Statistical Analyses

The target population was 200 patients (100 in each treatment group) or 14 patients categorized as PM in each group (see Supplementary Methods). Enrollment ended when either condition was met. Efficacy analyses were conducted using data from the full analysis set, supplementary efficacy analyses were conducted using data from the per-protocol set, and safety analyses were conducted using the safety analysis set (Supplementary Methods).

A linear mixed model was used to calculate the adjusted mean and its 95% confidence interval (CI), the estimated difference in adjusted mean values (the prasugrel group minus the clopidogrel group) and their 95% CIs, and P values. This model used PRU on Day 5 after treatment initiation as the response variable; the treatment group, time point of evaluation, treatment group×time point of evaluation interaction, and randomization allocation factor as fixed effects; each patient as the random effect; and PRU before treatment initiation as the covariate. Other analyses are described in the Supplementary Methods. A 2-sided 5% significance level with a 2-sided 95% CI was used (unless stated otherwise). Statistical analyses were conducted using SAS version 9.4 or later (SAS Institute Inc., Cary, NC, USA).

Results

Patients

In all, 186 patients were enrolled in the study, with enrollment ending because the target number of PM was exceeded, and 181 patients were randomized (Figure 1). The full analysis set included 88 patients per group. The baseline characteristics for the full analysis set and per-protocol set are presented in Table 1 and Supplementary Table 2, respectively. Baseline characteristics were similar between the 2 groups. There were 61 (69.3%) and 27 (30.7%) patients with LAA and high-risk TIA, respectively, in the prasugrel group, compared with 64 (72.7%) and 24 (27.3%) in the clopidogrel group. The respective proportions of EM, IM, and PM were 37.5%, 43.2%, and 15.9% in the prasugrel group, and 25.0%, 48.9%, and 19.3% in the clopidogrel group.

Figure 1.

Patient disposition.

Table 1.

Baseline Characteristics (Full Analysis Set)

	Prasugrel (n=88)	Clopidogrel (n=88)
Age, years	70.4±10.8	71.1±11.3
Age ≥75 years	36 (40.9)	35 (39.8)
Male sex	60 (68.2)	64 (72.7)
Body mass index (kg/m2)	24.54±4.15	23.60±3.24
Diagnosis
Acute large artery atherosclerosis	61 (69.3)	64 (72.7)
High-risk TIA	27 (30.7)	24 (27.3)
NIHSS score	2.2±2.2	1.8±2.2
Initial dose
Prasugrel 3.75 mg	88 (100.0)	0
Clopidogrel 300 mg/75 mg	0	45 (51.1)/43 (48.9)
Complications
Hypertension	75 (85.2)	74 (84.1)
Dyslipidemia	67 (76.1)	67 (76.1)
Diabetes	39 (44.3)	37 (42.0)
Chronic kidney disease	32 (36.4)	31 (35.2)

⁂

__PROBLEM A__: According to the study text, how many patients were randomized?
__PROBLEM B__: Please write out the part of the study text that opens with the words containing "A linear mixed" and closes with "Cary, NC, USA).".

⁂

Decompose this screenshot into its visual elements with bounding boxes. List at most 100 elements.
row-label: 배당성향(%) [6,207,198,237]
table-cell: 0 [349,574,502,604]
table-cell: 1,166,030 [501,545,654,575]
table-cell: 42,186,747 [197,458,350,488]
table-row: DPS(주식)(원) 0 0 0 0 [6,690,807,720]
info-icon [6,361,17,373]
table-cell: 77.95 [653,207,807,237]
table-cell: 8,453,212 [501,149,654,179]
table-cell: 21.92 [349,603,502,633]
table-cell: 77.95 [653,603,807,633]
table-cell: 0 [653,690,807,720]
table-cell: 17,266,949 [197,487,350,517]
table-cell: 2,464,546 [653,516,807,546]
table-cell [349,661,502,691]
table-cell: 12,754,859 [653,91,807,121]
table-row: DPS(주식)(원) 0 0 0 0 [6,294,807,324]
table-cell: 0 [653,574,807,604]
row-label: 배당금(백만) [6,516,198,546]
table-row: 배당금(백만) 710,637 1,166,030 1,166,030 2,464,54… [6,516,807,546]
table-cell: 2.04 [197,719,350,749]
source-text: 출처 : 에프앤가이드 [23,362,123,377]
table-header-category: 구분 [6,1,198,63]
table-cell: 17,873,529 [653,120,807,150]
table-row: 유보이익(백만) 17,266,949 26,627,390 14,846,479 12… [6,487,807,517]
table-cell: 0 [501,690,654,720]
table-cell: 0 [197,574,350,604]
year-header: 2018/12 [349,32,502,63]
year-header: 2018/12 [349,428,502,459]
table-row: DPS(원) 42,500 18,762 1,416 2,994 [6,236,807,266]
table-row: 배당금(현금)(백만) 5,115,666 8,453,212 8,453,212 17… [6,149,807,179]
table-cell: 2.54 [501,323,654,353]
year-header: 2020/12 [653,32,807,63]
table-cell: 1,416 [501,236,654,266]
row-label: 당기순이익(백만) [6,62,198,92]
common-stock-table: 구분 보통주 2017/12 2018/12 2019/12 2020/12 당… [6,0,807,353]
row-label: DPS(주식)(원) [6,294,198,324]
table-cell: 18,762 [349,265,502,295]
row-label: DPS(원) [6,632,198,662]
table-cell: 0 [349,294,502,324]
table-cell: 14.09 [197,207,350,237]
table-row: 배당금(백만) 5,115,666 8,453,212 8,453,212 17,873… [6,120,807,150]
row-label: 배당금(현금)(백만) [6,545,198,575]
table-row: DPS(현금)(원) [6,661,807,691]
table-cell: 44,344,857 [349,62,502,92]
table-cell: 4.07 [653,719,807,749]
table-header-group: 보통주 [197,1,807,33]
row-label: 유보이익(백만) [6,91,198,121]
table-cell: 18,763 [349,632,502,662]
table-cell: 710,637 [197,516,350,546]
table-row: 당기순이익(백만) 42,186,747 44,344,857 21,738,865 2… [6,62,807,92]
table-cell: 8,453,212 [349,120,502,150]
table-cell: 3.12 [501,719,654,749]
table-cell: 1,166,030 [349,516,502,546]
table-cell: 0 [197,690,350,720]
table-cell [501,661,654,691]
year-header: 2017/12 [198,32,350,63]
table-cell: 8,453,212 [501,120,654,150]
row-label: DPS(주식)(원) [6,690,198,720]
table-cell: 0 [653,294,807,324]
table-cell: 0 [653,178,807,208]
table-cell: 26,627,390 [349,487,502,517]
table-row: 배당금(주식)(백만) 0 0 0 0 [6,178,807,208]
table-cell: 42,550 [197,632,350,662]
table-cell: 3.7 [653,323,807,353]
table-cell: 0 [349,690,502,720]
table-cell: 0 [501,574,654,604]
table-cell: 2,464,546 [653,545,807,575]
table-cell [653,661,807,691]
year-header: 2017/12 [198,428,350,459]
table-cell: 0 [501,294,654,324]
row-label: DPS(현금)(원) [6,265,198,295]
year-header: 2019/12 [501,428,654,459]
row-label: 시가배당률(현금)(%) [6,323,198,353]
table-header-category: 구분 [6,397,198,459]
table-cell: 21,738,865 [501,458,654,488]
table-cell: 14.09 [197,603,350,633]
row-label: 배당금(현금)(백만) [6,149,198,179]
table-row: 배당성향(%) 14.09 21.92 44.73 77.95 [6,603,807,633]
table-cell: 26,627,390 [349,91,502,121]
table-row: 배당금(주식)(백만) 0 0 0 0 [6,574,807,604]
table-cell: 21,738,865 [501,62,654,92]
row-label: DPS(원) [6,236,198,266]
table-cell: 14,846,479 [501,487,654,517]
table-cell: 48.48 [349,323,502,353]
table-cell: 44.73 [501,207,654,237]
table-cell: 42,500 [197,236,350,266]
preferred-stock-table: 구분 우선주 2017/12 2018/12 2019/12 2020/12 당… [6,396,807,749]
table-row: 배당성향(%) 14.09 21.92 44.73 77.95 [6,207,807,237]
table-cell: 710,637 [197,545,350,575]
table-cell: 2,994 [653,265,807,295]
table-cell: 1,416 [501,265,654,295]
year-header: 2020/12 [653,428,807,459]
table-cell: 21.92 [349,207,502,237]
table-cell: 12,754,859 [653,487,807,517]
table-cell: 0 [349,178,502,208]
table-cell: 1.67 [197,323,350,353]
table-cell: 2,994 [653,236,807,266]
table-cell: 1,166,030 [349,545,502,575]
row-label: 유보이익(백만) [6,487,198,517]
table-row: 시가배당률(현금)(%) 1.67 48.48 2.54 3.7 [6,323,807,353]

⁂

__TASK ANSWER A__: 181 patients were randomized.

__TASK ANSWER B__:
A linear mixed model was used to calculate the adjusted mean and its 95% confidence interval (CI), the estimated difference in adjusted mean values (the prasugrel group minus the clopidogrel group) and their 95% CIs, and P values. This model used PRU on Day 5 after treatment initiation as the response variable; the treatment group, time point of evaluation, treatment group×time point of evaluation interaction, and randomization allocation factor as fixed effects; each patient as the random effect; and PRU before treatment initiation as the covariate. Other analyses are described in the Supplementary Methods. A 2-sided 5% significance level with a 2-sided 95% CI was used (unless stated otherwise). Statistical analyses were conducted using SAS version 9.4 or later (SAS Institute Inc., Cary, NC, USA).